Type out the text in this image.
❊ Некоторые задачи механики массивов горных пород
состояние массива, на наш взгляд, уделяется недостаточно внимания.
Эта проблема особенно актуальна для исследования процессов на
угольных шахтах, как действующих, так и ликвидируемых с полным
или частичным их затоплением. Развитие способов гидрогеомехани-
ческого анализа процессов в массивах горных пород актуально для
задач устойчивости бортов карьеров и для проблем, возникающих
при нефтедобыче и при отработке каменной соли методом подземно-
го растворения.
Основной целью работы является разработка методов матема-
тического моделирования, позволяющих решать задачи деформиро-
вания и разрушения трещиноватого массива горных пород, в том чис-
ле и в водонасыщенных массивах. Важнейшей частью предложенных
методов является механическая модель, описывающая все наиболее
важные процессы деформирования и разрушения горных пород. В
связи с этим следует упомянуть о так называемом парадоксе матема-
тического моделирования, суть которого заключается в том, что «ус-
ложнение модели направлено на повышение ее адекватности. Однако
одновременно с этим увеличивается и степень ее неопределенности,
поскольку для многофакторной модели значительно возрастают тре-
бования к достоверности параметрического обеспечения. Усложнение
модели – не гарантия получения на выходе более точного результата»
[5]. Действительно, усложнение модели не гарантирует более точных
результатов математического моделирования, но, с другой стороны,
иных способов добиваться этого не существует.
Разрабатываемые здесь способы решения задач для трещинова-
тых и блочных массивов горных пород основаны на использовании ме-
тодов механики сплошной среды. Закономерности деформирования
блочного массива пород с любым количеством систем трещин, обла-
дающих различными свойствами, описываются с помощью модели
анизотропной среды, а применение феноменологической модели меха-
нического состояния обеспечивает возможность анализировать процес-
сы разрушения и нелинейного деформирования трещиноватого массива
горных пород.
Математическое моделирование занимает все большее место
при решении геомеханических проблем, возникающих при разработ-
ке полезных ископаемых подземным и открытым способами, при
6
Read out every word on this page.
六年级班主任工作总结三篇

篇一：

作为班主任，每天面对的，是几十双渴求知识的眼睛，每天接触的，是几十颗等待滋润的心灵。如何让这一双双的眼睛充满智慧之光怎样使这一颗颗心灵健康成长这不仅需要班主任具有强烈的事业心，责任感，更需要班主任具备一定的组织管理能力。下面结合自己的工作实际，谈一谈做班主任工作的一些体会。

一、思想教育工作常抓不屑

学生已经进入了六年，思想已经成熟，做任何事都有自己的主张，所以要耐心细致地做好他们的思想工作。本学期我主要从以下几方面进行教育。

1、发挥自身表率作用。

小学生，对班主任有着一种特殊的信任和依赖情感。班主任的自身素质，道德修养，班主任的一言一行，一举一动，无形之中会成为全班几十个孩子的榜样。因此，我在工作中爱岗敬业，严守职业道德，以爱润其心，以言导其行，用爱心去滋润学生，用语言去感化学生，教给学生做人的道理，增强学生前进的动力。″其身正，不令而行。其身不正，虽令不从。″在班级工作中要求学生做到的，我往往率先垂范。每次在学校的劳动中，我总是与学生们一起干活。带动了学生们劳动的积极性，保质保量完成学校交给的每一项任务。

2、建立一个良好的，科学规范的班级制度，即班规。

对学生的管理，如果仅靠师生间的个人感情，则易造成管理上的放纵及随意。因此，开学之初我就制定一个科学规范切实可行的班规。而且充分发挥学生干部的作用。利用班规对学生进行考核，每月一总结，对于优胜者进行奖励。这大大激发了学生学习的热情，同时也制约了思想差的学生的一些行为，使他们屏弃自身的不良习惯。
▬▬▬▬▬▬▬▬▬▬
» Exercise instructions
Search the lines above for the string "горных", then show every one that has it.

» Solution for this exercise
❊ Некоторые задачи механики массивов горных пород
ческого анализа процессов в массивах горных пород актуально для
вания и разрушения трещиноватого массива горных пород, в том чис-
важные процессы деформирования и разрушения горных пород. В
тых и блочных массивов горных пород основаны на использовании ме-
горных пород.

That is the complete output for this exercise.